> **WHAT IS EXPECTED**:
Scan the material below for the string "在本合同有效期内", and copy every line where it shows up.

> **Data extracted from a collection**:
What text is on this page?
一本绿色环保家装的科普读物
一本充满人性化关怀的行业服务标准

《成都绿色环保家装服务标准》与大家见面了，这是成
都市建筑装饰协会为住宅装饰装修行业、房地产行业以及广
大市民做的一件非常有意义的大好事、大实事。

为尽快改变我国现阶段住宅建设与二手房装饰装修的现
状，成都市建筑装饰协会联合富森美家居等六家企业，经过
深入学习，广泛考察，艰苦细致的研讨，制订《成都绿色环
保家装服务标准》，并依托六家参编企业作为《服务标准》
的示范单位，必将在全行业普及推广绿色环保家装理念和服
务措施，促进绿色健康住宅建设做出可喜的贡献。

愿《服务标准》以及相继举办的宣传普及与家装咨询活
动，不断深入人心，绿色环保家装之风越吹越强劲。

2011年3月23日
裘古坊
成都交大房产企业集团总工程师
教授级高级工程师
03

---

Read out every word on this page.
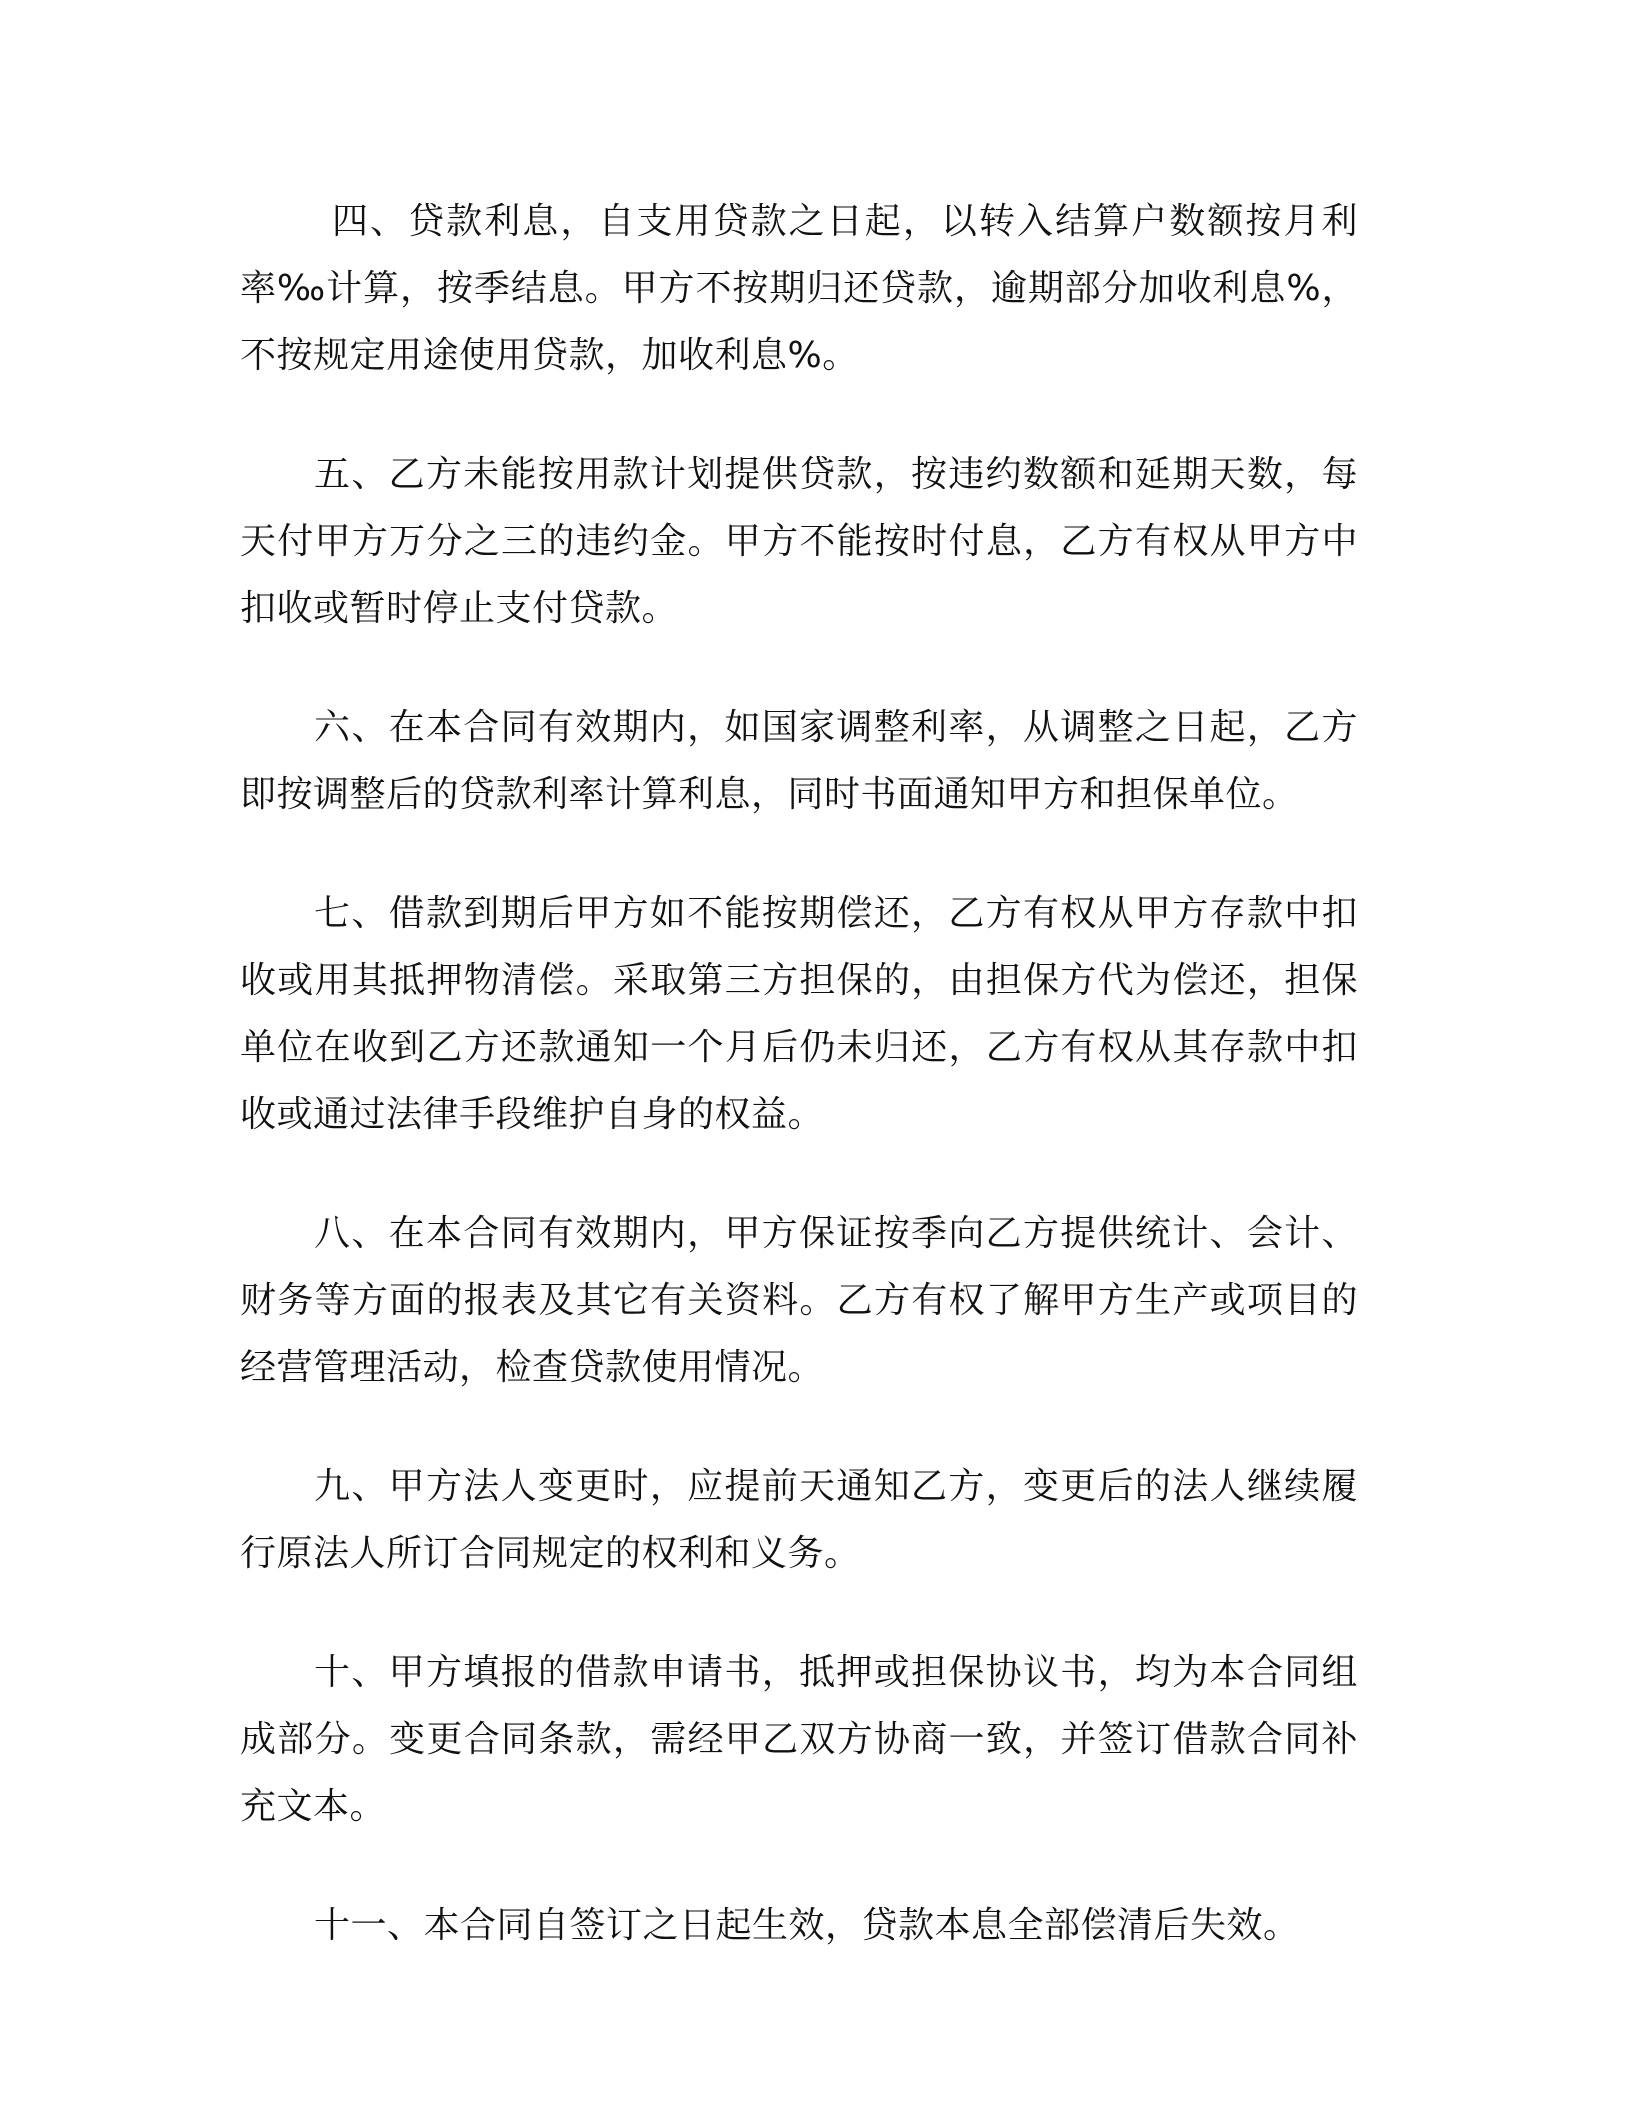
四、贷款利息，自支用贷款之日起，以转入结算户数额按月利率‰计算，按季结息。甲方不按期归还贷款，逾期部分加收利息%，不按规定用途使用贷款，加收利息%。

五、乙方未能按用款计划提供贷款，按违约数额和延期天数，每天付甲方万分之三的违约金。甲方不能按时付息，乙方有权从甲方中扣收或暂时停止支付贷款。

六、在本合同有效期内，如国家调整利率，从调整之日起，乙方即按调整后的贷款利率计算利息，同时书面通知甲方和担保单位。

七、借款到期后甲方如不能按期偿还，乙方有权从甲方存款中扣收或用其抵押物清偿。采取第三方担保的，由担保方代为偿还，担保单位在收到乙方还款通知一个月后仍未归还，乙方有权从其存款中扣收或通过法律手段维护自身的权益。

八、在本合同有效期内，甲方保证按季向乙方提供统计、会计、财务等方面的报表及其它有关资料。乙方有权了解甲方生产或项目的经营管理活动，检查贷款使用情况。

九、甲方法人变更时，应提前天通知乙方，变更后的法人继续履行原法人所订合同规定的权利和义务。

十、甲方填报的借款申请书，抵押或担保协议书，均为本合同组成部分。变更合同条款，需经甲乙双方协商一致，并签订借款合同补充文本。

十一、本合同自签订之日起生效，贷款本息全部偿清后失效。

> **OUTPUT**:
六、在本合同有效期内，如国家调整利率，从调整之日起，乙方即按调整后的贷款利率计算利息，同时书面通知甲方和担保单位。
八、在本合同有效期内，甲方保证按季向乙方提供统计、会计、财务等方面的报表及其它有关资料。乙方有权了解甲方生产或项目的经营管理活动，检查贷款使用情况。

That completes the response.